I did this because I believe storytelling is always part of all the ways we come to be in the world and know about it. Certainly baby making is storytelling, at least as much as it is science.

When it comes to things related to our bodies and sexuality, we have a tendency to think of them as somehow "natural" and fixed, more true than, say, our opinions. But they aren't. Our bodies, even at the cellular level, are influenced by our environment, our communities, our culture and our planet.

One way we 'sciencize' sexuality and reproduction is by teaching our children and ourselves that it's something in our bodies and separate from the rest of life. I don't see it that way. I want kids to grow up knowing that the world is full of stories, and they are full of stories, and they have a right to hear stories that reflect their experience and write their own stories. Stories that are tied to their histories, to the places where they live and where they are from. Stories that tell them something about what makes them unique as well as something about what connects all of us to each other.

One of the powerful things about shifting to the idea of telling stories is that it becomes much clearer that there are multiple stories to tell.

▶ **SHORT EXERCISE A**: In the text on storytelling and sexuality, what are our bodies influenced by, even at the cellular level?

▶ **Annotated element entries**:

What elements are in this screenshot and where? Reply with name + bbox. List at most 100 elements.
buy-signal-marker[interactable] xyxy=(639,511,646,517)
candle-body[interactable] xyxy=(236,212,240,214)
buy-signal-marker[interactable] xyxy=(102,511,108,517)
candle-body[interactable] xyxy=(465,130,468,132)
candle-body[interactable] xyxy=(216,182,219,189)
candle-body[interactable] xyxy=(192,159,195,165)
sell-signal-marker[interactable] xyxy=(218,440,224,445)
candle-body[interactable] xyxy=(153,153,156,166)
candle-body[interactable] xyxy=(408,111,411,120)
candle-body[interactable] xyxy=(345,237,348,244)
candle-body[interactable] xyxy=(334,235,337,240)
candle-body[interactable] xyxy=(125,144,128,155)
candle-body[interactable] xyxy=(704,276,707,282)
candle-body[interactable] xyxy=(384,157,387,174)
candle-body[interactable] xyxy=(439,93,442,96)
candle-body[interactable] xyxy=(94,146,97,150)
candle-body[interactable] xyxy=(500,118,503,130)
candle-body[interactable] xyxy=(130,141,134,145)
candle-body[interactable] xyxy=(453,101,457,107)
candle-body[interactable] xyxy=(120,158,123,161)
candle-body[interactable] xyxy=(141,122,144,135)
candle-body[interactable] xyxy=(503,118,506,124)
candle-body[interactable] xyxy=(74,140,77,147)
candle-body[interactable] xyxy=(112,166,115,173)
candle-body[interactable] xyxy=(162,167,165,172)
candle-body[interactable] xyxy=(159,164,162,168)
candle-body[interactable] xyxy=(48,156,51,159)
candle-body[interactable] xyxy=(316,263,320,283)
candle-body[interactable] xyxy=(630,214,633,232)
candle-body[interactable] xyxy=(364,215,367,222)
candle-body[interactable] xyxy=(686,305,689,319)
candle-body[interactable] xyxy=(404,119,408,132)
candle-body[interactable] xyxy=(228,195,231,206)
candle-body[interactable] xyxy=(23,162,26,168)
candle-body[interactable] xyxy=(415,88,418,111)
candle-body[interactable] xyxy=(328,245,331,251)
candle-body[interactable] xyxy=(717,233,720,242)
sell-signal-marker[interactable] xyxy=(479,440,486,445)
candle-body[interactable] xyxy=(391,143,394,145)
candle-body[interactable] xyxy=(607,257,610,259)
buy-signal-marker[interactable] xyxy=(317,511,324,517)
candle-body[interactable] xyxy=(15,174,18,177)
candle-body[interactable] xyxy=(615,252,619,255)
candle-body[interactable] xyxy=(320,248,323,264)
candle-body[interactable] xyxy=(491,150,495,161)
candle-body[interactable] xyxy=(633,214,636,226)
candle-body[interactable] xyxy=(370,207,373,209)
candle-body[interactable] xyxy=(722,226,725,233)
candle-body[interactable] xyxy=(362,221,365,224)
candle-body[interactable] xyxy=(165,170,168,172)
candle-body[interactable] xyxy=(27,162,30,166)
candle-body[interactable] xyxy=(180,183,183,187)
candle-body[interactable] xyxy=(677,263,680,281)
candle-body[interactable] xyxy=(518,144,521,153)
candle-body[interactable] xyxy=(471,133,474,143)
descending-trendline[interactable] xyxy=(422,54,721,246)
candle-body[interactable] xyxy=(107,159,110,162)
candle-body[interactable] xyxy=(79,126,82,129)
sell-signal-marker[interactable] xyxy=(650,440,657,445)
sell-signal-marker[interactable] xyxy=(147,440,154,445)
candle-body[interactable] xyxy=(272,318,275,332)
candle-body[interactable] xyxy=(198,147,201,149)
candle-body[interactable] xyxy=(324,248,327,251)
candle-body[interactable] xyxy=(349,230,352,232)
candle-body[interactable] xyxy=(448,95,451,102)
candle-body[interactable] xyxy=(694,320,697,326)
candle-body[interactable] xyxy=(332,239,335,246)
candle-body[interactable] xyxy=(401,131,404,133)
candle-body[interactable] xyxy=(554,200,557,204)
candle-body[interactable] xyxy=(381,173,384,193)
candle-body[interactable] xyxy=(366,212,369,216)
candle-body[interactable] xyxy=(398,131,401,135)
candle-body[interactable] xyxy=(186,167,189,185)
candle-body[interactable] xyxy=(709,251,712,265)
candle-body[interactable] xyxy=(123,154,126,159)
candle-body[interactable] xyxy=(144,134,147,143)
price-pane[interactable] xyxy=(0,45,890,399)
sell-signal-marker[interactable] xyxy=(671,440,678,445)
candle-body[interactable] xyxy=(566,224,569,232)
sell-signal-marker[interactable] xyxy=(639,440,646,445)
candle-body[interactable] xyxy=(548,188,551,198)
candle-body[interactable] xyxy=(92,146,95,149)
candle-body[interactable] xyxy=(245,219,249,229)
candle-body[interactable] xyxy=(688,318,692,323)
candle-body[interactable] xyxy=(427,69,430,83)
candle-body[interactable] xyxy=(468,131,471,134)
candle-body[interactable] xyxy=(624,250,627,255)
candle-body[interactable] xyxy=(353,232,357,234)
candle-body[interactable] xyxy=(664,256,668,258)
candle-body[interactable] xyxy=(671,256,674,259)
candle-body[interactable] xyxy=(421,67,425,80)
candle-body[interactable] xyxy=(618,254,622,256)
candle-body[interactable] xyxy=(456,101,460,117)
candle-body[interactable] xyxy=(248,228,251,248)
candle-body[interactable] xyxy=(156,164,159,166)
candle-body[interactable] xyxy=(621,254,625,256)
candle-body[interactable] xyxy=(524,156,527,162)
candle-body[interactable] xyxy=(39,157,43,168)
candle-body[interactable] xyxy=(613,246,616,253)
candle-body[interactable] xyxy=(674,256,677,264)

▶ **SHORT EXERCISE B**: Rewrite the records from their first line through the line containing "candle-body[interactable] xyxy=(153,153,156,166)", swapping "buy-signal-marker" for "long-entry-marker" wherever it appears and leaving everything else unchanged. Return only those lines.

▶ **FINAL RESULT A**: Our environment, our communities, our culture and our planet.

▶ **FINAL RESULT B**:
What elements are in this screenshot and where? Reply with name + bbox. List at most 100 elements.
long-entry-marker[interactable] xyxy=(639,511,646,517)
candle-body[interactable] xyxy=(236,212,240,214)
long-entry-marker[interactable] xyxy=(102,511,108,517)
candle-body[interactable] xyxy=(465,130,468,132)
candle-body[interactable] xyxy=(216,182,219,189)
candle-body[interactable] xyxy=(192,159,195,165)
sell-signal-marker[interactable] xyxy=(218,440,224,445)
candle-body[interactable] xyxy=(153,153,156,166)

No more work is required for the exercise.